### Task instructions
Listed below are entries; give the number of lines among them that include "name", and only that number.

### Provided material
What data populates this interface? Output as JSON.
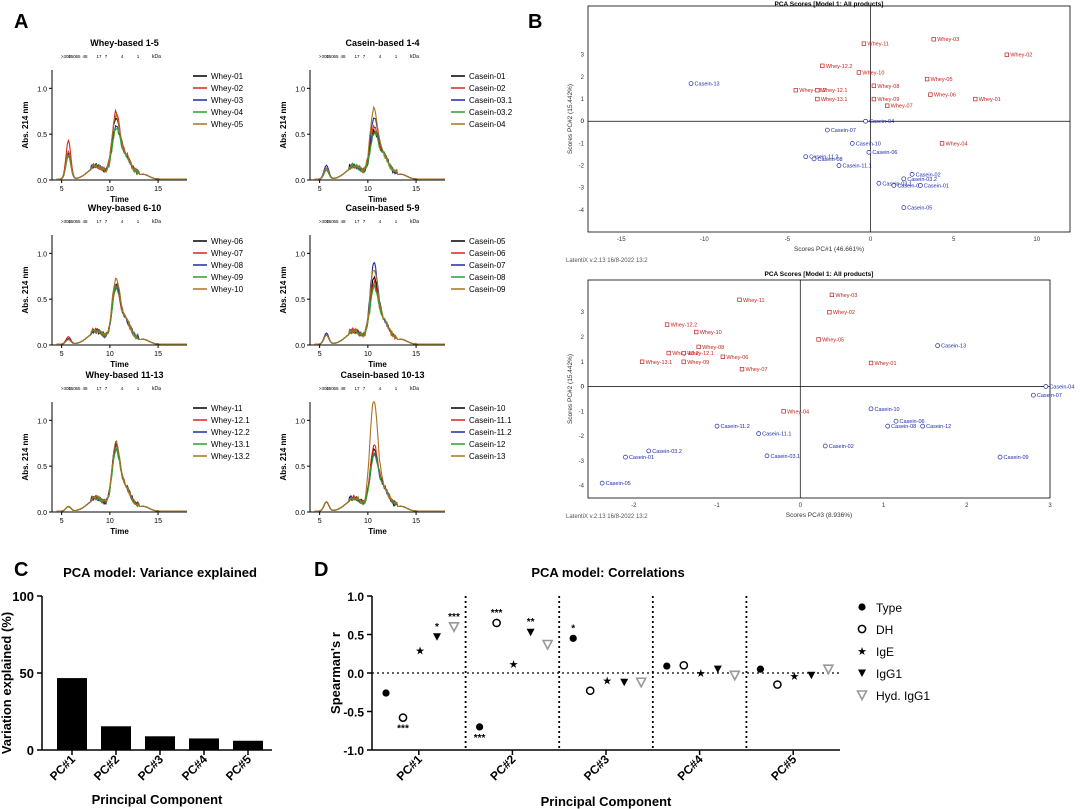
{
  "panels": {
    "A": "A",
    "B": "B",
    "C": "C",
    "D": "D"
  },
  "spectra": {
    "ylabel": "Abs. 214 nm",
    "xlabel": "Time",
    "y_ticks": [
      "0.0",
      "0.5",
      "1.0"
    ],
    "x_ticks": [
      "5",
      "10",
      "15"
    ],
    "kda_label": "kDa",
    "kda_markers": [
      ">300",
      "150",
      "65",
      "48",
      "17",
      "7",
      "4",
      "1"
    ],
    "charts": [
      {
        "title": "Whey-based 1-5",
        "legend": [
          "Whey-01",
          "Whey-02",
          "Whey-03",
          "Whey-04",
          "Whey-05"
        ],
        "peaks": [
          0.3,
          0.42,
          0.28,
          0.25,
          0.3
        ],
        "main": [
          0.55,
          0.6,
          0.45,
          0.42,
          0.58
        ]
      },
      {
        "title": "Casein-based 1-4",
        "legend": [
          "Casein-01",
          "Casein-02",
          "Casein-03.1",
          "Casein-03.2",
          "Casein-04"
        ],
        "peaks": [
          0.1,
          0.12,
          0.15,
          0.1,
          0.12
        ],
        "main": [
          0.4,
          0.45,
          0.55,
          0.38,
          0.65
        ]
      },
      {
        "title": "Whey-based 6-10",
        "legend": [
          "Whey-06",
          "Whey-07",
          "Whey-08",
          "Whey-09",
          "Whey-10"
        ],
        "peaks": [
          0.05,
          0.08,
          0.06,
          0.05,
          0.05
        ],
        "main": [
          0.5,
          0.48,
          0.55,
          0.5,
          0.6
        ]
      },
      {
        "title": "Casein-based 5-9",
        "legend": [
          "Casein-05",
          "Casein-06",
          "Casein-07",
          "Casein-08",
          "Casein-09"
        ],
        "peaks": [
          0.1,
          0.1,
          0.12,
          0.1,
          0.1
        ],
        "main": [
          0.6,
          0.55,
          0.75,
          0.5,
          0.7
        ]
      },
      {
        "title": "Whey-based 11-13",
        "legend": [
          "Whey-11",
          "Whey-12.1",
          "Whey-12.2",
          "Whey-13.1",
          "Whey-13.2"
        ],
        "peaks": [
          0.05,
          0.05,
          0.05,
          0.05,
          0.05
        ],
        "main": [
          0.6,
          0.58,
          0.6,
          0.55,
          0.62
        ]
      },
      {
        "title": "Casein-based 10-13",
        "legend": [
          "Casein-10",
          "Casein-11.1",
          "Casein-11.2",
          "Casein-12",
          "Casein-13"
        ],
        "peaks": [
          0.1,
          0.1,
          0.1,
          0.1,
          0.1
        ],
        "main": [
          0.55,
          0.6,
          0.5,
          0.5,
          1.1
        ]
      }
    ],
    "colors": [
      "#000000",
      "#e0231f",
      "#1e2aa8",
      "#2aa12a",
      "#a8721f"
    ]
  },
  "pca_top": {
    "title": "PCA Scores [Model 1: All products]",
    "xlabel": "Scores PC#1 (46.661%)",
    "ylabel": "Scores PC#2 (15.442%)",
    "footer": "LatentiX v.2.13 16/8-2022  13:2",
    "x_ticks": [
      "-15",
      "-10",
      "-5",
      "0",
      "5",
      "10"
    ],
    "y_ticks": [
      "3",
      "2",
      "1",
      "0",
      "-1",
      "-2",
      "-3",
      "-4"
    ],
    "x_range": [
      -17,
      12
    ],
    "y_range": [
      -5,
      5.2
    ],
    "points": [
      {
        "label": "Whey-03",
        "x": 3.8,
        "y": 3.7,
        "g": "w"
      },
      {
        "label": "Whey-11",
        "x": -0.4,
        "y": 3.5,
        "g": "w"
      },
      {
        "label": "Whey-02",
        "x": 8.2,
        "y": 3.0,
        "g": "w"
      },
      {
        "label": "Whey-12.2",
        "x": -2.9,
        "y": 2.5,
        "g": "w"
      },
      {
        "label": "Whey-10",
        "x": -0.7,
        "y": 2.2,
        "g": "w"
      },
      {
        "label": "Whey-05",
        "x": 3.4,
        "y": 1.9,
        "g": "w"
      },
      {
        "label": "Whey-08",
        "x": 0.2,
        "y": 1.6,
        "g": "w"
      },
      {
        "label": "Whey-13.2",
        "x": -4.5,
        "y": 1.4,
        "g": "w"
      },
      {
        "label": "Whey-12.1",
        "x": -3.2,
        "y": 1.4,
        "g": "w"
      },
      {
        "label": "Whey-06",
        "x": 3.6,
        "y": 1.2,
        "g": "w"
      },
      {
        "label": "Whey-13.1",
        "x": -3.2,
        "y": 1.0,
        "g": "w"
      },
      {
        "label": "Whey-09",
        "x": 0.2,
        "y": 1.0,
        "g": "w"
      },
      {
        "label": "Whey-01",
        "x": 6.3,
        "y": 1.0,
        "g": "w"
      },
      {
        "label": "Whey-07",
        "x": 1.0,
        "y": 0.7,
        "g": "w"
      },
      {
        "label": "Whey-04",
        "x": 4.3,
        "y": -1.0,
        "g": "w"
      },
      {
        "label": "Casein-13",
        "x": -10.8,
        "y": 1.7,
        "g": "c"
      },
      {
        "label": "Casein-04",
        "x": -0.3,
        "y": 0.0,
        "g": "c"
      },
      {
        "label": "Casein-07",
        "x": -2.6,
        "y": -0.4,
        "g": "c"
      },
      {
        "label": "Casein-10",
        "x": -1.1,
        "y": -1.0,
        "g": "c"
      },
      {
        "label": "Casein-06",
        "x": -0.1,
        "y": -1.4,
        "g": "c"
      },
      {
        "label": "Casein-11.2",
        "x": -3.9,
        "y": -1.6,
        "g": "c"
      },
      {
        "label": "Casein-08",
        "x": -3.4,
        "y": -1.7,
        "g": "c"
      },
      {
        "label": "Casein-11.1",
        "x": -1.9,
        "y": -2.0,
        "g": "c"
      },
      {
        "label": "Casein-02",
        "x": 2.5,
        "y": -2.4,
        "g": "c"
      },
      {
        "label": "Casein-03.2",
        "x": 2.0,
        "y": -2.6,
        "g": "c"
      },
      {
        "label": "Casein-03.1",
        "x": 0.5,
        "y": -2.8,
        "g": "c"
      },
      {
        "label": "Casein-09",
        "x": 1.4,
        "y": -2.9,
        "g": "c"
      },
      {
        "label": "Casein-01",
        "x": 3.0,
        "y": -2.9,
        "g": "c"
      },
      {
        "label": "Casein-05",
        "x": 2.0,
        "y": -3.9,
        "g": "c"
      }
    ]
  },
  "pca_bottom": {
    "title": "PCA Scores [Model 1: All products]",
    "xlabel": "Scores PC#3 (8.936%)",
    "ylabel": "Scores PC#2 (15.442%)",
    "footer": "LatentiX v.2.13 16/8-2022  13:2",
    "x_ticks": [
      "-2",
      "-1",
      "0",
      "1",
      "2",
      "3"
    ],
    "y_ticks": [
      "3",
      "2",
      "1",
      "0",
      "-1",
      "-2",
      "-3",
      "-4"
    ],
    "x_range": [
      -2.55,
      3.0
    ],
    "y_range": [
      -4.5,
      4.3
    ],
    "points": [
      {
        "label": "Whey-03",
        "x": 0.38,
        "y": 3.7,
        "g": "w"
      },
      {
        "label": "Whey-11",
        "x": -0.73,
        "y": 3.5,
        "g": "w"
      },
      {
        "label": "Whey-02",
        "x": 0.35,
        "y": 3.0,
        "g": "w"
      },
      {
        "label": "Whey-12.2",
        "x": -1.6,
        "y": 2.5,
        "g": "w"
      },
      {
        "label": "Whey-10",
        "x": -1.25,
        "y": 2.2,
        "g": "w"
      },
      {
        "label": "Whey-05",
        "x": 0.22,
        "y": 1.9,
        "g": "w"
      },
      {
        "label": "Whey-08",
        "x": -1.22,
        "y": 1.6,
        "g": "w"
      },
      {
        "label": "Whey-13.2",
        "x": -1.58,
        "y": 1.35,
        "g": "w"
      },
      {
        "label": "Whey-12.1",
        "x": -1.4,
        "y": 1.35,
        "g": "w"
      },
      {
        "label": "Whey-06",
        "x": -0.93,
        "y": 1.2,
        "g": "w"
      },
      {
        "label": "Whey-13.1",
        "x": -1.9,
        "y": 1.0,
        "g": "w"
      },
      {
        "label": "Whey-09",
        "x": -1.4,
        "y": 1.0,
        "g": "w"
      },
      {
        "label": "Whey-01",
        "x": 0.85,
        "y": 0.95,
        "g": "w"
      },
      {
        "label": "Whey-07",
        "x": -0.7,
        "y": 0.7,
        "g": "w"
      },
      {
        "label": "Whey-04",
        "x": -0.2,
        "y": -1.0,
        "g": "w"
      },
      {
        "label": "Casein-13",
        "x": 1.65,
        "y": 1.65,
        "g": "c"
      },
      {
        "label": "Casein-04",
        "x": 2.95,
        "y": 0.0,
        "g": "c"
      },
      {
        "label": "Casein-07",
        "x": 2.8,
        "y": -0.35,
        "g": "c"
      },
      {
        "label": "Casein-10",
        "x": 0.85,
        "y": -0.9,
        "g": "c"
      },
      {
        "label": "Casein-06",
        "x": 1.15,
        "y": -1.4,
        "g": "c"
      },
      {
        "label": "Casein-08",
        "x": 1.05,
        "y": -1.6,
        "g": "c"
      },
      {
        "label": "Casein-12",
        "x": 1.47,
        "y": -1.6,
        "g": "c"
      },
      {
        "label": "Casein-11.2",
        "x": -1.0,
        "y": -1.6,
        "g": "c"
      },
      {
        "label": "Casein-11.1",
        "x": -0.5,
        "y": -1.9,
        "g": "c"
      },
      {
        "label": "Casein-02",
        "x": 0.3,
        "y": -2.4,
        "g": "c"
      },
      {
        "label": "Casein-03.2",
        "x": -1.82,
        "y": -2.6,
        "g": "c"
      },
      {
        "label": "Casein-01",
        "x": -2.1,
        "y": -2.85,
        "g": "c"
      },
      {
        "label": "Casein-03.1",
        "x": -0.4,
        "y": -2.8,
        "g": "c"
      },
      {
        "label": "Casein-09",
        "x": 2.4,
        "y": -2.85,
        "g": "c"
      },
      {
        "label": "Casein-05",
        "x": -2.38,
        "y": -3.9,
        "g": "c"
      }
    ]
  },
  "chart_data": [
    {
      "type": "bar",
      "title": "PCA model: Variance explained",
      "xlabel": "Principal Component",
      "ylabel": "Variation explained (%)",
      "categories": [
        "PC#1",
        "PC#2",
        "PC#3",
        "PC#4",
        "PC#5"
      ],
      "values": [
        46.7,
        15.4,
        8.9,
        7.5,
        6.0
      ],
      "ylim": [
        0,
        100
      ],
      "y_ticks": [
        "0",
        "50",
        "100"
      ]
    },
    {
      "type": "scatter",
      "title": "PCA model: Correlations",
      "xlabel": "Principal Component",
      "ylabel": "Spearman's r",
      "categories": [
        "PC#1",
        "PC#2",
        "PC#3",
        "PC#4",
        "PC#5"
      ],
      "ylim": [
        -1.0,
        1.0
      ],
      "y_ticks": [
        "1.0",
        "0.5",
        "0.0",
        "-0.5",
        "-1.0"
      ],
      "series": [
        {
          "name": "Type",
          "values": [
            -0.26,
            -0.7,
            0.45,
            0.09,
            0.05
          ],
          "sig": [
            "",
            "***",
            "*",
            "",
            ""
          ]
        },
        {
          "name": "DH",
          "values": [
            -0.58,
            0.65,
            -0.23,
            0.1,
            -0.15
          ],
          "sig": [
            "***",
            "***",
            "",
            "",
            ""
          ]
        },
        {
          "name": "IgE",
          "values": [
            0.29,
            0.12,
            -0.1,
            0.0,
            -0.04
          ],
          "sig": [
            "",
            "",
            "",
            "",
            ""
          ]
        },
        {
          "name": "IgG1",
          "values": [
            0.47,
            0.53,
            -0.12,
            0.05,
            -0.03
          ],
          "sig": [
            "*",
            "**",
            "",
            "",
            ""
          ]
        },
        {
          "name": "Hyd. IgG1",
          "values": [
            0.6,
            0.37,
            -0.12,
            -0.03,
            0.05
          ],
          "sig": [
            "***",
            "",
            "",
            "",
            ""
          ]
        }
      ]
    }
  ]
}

### Output
5